**REQUIREMENT:**
Below are some entries. Copy each line in them that holds "skaičius".

+ + +

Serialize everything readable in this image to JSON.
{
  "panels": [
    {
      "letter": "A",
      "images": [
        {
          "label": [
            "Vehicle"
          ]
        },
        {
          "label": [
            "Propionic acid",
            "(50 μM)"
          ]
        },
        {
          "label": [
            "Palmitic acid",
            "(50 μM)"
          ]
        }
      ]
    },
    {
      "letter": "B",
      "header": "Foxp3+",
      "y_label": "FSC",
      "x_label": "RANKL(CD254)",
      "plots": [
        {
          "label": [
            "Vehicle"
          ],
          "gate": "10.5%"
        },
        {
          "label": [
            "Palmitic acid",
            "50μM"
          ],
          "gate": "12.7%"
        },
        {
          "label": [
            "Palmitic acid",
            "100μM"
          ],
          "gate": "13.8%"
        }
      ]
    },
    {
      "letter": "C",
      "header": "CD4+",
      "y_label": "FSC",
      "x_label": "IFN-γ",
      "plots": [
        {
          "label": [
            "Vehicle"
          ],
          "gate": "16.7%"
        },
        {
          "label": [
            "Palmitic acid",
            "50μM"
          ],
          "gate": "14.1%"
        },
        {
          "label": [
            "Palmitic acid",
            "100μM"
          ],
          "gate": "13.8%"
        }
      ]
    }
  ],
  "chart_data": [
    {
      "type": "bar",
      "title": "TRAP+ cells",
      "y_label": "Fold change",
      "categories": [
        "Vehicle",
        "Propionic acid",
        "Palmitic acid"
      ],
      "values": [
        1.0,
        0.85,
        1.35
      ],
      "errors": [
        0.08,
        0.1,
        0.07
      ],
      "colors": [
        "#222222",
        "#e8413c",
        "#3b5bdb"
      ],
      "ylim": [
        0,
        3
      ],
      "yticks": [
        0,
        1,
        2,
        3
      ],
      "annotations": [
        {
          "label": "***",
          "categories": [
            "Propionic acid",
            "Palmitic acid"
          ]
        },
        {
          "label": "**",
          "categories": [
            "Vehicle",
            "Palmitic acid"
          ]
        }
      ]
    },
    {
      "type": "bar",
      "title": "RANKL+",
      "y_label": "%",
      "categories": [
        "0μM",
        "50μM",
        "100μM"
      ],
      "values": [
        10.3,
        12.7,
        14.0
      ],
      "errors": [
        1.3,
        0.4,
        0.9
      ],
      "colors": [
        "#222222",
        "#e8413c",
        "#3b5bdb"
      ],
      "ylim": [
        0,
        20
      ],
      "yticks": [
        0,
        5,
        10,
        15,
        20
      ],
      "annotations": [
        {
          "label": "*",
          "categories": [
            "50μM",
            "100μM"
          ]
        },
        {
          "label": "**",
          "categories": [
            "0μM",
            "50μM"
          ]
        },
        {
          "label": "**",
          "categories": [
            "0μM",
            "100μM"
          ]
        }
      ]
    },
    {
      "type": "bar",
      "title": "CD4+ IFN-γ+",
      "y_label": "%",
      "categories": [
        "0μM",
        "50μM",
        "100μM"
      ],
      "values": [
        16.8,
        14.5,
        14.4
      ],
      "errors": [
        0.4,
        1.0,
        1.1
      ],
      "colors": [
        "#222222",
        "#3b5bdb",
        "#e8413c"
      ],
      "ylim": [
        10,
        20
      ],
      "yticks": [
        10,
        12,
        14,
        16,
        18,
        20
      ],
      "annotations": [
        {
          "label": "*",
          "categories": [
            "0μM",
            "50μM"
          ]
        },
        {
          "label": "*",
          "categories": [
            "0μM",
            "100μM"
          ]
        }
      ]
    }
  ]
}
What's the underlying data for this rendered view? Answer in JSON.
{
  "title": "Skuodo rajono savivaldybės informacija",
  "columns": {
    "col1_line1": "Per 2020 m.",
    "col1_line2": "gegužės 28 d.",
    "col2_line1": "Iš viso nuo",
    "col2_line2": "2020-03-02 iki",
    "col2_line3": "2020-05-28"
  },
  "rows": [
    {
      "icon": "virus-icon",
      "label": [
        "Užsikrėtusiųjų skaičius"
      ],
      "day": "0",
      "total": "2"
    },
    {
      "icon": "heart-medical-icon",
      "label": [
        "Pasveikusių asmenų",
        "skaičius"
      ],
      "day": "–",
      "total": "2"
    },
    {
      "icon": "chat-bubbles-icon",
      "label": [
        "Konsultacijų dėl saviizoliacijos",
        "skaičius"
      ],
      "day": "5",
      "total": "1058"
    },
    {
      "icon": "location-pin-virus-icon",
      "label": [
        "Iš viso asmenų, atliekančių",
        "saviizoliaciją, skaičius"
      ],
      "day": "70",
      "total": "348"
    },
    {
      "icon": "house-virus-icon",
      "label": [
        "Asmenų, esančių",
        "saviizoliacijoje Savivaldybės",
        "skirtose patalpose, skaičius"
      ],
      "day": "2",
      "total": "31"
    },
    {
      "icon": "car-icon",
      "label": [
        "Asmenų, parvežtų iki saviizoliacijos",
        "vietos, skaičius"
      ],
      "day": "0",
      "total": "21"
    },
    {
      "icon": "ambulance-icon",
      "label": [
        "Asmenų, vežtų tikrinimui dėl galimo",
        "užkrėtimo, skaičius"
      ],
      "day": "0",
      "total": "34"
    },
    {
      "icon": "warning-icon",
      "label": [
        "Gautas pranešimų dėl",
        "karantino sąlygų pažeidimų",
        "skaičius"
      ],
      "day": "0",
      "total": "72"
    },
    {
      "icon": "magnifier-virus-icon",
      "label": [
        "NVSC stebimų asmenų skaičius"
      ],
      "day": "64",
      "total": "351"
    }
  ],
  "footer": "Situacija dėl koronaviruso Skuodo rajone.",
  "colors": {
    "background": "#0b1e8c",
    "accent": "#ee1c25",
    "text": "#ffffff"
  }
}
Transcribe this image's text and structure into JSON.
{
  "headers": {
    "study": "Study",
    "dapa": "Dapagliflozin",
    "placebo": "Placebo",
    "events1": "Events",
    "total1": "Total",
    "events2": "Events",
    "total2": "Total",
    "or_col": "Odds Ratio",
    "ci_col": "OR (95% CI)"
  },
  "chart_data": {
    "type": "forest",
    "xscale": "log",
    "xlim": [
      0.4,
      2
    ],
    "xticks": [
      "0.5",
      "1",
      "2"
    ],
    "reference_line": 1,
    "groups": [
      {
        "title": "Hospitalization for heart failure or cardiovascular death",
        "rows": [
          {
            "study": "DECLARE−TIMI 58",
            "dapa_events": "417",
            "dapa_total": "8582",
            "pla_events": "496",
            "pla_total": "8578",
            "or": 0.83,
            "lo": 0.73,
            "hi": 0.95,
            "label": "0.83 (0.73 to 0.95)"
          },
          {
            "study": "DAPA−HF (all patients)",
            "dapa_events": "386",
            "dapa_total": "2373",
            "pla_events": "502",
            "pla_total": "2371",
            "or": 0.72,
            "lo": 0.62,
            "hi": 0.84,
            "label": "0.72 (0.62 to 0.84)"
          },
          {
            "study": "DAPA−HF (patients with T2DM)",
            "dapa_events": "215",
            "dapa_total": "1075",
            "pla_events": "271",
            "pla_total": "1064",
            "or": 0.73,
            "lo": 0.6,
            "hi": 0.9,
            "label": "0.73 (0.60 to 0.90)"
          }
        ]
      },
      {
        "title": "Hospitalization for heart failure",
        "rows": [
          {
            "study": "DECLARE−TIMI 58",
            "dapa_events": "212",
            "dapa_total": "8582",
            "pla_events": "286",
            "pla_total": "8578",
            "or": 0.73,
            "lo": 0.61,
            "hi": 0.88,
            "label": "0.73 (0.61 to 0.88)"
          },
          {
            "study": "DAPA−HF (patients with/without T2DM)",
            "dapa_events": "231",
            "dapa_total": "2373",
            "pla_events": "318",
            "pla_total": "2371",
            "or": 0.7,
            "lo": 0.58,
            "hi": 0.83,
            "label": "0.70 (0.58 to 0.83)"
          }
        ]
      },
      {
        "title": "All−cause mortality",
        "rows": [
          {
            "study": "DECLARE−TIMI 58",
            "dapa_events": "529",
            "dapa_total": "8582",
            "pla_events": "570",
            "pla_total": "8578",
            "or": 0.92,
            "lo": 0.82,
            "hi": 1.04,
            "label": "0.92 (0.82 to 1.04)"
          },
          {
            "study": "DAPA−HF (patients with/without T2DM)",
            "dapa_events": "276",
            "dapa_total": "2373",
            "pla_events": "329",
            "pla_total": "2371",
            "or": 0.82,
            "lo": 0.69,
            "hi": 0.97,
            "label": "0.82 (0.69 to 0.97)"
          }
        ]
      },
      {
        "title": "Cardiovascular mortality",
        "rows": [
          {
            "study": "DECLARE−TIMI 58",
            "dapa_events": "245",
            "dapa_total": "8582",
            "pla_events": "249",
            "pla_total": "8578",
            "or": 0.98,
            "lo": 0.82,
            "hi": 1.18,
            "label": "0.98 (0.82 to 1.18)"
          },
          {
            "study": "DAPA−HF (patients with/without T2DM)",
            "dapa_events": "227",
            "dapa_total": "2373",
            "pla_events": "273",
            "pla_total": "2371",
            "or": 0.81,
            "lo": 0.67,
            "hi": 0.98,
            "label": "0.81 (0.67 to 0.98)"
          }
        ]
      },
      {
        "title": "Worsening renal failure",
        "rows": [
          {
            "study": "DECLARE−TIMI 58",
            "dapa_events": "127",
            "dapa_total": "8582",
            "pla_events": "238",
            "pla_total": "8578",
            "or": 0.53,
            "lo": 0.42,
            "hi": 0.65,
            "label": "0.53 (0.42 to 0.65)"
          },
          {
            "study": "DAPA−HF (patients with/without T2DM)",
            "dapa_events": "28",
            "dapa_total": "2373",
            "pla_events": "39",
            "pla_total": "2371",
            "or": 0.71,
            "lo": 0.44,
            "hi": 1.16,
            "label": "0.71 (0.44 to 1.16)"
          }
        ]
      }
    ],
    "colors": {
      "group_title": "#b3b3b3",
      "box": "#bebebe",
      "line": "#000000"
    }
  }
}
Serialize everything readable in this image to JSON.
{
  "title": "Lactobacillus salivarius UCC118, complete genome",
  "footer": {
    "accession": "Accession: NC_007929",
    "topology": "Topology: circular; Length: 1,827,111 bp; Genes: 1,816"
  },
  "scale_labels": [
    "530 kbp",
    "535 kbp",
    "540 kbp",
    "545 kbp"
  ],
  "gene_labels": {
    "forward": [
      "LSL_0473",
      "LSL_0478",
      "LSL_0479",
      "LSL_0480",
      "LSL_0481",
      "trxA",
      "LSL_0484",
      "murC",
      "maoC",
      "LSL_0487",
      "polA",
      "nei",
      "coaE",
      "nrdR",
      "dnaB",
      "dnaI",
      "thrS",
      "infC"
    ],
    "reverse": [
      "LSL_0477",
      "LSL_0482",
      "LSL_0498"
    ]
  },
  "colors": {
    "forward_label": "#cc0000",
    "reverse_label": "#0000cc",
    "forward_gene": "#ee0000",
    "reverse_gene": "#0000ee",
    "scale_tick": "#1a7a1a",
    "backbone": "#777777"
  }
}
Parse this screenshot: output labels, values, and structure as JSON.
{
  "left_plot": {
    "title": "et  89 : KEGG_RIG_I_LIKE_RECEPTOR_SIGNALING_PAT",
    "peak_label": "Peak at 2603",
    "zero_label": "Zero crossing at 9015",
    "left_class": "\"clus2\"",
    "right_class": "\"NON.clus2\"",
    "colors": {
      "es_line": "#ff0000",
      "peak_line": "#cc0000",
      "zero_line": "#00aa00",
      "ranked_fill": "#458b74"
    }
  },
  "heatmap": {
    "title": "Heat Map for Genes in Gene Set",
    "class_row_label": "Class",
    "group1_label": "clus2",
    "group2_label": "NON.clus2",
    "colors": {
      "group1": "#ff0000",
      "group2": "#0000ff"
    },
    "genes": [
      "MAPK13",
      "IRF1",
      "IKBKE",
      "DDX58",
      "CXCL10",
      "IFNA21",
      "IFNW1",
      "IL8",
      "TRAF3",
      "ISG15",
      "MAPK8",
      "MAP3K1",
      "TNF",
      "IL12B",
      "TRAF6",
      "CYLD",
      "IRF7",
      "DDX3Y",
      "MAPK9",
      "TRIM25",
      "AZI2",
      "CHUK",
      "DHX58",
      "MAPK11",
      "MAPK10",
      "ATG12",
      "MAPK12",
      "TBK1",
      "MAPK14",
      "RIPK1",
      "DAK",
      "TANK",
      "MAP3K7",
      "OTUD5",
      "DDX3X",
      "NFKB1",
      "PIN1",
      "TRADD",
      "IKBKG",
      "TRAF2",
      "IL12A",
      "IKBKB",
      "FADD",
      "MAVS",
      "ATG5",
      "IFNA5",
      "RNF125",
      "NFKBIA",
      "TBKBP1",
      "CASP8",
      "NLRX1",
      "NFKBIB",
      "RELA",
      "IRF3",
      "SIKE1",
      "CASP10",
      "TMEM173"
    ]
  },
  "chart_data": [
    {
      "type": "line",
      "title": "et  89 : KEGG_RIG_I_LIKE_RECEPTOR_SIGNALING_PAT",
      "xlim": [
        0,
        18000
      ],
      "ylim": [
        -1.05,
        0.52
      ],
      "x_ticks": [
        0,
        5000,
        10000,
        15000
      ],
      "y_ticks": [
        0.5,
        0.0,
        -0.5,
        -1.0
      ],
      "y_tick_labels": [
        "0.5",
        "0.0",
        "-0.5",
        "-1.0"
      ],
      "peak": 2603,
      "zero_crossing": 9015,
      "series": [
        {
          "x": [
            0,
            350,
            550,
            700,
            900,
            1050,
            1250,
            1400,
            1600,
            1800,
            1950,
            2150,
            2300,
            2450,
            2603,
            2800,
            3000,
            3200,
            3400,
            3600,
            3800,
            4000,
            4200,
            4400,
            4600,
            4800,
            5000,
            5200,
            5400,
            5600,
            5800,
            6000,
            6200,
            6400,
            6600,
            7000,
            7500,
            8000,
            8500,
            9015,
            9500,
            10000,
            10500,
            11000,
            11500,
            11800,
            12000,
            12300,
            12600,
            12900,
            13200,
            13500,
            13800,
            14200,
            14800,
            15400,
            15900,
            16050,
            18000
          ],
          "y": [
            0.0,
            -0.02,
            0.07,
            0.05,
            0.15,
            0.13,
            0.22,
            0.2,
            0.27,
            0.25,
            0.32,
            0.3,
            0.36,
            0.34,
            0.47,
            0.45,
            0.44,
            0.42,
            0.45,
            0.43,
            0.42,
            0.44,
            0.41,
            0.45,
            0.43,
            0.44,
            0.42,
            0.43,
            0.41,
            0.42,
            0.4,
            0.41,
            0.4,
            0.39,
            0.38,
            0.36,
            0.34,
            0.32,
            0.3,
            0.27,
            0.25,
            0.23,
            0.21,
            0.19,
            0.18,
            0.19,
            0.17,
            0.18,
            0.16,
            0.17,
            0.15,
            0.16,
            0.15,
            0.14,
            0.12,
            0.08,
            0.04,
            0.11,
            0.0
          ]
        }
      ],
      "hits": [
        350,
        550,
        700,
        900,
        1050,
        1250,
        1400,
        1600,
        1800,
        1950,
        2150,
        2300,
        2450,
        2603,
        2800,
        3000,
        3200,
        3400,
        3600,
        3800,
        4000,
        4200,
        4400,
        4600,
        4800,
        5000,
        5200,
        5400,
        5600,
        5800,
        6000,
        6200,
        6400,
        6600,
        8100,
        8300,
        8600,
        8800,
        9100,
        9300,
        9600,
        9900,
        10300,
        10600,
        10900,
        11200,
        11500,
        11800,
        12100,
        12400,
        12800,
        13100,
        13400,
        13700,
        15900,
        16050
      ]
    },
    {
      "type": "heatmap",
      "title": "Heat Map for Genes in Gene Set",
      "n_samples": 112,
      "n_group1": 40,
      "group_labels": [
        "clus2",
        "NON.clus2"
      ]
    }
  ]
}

+ + +

**OUTPUT FOR THIS EXERCISE:**
        "Užsikrėtusiųjų skaičius"
        "skaičius"
        "skaičius"
        "saviizoliaciją, skaičius"
        "skirtose patalpose, skaičius"
        "vietos, skaičius"
        "užkrėtimo, skaičius"
        "skaičius"
        "NVSC stebimų asmenų skaičius"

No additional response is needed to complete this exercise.